Exercise instructions - Character for character, transcribe the entries below, minus the images.

Stored entries:
┄┄┄┄┄┄┄┄┄┄┄┄┄┄┄┄┄┄┄┄
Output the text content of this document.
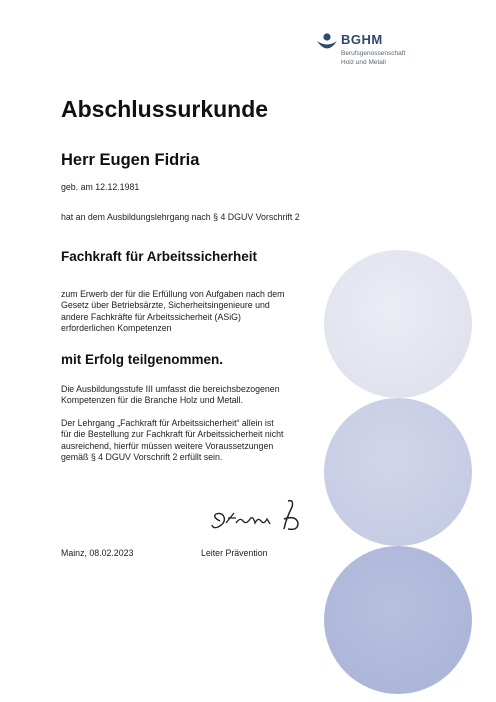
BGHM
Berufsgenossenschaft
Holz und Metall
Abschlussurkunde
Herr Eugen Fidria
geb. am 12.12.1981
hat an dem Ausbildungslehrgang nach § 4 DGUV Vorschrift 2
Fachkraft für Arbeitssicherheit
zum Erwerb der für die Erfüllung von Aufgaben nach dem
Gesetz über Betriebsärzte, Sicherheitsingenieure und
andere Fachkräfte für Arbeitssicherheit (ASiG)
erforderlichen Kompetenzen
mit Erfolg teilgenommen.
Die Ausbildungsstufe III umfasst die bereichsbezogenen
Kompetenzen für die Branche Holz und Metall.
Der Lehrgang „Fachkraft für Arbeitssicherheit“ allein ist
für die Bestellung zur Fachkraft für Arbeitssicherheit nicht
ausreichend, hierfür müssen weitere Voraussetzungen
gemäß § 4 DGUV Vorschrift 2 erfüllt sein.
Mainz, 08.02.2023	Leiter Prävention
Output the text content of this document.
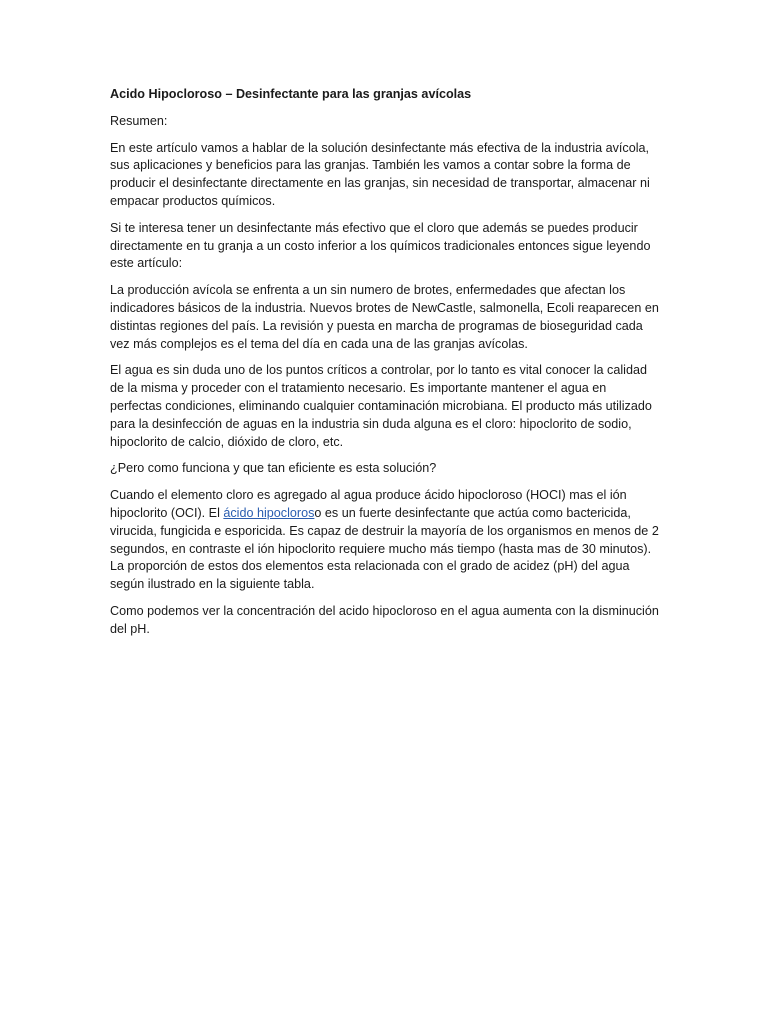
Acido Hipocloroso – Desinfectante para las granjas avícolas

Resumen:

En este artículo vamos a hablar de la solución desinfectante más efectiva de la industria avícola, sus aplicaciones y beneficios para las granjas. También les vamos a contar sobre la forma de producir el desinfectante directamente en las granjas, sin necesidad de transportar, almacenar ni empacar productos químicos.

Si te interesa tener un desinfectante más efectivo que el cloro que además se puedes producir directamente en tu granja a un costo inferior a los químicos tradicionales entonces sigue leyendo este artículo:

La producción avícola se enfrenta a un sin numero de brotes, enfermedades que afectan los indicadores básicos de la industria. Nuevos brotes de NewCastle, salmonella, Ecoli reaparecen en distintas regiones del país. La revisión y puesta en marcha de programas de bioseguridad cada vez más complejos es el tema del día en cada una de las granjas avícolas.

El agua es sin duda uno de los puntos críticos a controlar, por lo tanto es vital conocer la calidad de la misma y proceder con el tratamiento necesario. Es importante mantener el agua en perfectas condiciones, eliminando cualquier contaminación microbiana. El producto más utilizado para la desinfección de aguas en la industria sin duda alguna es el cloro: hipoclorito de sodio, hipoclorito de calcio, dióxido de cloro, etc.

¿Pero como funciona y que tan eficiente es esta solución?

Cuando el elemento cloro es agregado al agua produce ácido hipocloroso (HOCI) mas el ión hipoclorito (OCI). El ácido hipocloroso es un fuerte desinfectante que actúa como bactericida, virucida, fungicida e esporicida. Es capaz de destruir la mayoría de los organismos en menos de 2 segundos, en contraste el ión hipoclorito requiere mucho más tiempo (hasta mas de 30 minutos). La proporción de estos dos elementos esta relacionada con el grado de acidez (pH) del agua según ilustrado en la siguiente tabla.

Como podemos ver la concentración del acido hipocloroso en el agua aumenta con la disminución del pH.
┄┄┄┄┄┄┄┄┄┄┄┄┄┄┄┄┄┄┄┄
Exercise answer -
Output the text content of this document.
BGHM
Berufsgenossenschaft
Holz und Metall
Abschlussurkunde
Herr Eugen Fidria
geb. am 12.12.1981
hat an dem Ausbildungslehrgang nach § 4 DGUV Vorschrift 2
Fachkraft für Arbeitssicherheit
zum Erwerb der für die Erfüllung von Aufgaben nach dem
Gesetz über Betriebsärzte, Sicherheitsingenieure und
andere Fachkräfte für Arbeitssicherheit (ASiG)
erforderlichen Kompetenzen
mit Erfolg teilgenommen.
Die Ausbildungsstufe III umfasst die bereichsbezogenen
Kompetenzen für die Branche Holz und Metall.
Der Lehrgang „Fachkraft für Arbeitssicherheit“ allein ist
für die Bestellung zur Fachkraft für Arbeitssicherheit nicht
ausreichend, hierfür müssen weitere Voraussetzungen
gemäß § 4 DGUV Vorschrift 2 erfüllt sein.
Mainz, 08.02.2023	Leiter Prävention
Output the text content of this document.
Acido Hipocloroso – Desinfectante para las granjas avícolas

Resumen:

En este artículo vamos a hablar de la solución desinfectante más efectiva de la industria avícola, sus aplicaciones y beneficios para las granjas. También les vamos a contar sobre la forma de producir el desinfectante directamente en las granjas, sin necesidad de transportar, almacenar ni empacar productos químicos.

Si te interesa tener un desinfectante más efectivo que el cloro que además se puedes producir directamente en tu granja a un costo inferior a los químicos tradicionales entonces sigue leyendo este artículo:

La producción avícola se enfrenta a un sin numero de brotes, enfermedades que afectan los indicadores básicos de la industria. Nuevos brotes de NewCastle, salmonella, Ecoli reaparecen en distintas regiones del país. La revisión y puesta en marcha de programas de bioseguridad cada vez más complejos es el tema del día en cada una de las granjas avícolas.

El agua es sin duda uno de los puntos críticos a controlar, por lo tanto es vital conocer la calidad de la misma y proceder con el tratamiento necesario. Es importante mantener el agua en perfectas condiciones, eliminando cualquier contaminación microbiana. El producto más utilizado para la desinfección de aguas en la industria sin duda alguna es el cloro: hipoclorito de sodio, hipoclorito de calcio, dióxido de cloro, etc.

¿Pero como funciona y que tan eficiente es esta solución?

Cuando el elemento cloro es agregado al agua produce ácido hipocloroso (HOCI) mas el ión hipoclorito (OCI). El ácido hipocloroso es un fuerte desinfectante que actúa como bactericida, virucida, fungicida e esporicida. Es capaz de destruir la mayoría de los organismos en menos de 2 segundos, en contraste el ión hipoclorito requiere mucho más tiempo (hasta mas de 30 minutos). La proporción de estos dos elementos esta relacionada con el grado de acidez (pH) del agua según ilustrado en la siguiente tabla.

Como podemos ver la concentración del acido hipocloroso en el agua aumenta con la disminución del pH.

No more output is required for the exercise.